**TASK PROMPT**
Copy each line of the entries beneath that contains the word "your".

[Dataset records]
# # #

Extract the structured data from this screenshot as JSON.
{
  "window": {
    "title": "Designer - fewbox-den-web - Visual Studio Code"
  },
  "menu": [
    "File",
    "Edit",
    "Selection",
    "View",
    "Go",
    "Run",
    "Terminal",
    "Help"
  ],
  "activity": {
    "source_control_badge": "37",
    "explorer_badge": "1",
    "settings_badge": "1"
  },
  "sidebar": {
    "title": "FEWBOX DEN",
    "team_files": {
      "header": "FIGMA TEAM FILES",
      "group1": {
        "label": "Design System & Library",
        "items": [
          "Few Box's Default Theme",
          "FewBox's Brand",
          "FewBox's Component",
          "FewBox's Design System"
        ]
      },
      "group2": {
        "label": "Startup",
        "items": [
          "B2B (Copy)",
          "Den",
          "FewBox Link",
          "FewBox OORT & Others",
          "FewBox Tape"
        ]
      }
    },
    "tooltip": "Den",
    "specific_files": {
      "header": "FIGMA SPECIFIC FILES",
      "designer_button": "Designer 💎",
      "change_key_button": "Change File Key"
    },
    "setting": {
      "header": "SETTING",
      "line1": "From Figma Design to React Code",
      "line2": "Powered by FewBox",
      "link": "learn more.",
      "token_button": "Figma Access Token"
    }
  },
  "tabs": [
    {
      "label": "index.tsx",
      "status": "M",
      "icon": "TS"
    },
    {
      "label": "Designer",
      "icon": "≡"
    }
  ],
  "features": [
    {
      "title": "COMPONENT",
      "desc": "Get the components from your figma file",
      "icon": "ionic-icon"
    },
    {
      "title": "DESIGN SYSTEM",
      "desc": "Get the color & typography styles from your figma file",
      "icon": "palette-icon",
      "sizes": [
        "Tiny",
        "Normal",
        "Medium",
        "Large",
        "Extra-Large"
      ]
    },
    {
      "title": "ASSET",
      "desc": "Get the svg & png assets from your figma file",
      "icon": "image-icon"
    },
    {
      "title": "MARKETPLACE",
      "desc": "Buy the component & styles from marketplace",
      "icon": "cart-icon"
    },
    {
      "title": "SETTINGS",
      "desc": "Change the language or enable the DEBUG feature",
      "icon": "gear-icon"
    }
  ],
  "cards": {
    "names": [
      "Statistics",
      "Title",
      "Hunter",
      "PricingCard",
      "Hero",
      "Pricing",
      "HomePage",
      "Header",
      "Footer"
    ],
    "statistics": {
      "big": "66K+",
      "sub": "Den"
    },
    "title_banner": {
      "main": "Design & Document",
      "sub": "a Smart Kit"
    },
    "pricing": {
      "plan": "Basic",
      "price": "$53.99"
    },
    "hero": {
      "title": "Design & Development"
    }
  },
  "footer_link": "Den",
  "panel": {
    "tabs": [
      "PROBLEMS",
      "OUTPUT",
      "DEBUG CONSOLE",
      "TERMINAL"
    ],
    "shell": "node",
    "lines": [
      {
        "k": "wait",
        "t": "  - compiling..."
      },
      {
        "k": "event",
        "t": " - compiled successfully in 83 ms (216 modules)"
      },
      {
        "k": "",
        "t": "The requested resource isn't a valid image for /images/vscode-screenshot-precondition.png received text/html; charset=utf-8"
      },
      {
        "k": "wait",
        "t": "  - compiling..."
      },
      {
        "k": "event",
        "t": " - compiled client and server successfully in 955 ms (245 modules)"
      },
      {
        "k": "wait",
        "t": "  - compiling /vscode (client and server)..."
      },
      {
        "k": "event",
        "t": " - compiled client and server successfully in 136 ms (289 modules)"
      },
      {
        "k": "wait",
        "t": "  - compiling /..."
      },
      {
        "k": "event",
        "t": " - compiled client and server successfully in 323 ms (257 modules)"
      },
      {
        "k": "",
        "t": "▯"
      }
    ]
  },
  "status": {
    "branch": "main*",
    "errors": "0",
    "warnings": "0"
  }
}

# # #

**EXPECTED OUTPUT**
      "desc": "Get the components from your figma file",
      "desc": "Get the color & typography styles from your figma file",
      "desc": "Get the svg & png assets from your figma file",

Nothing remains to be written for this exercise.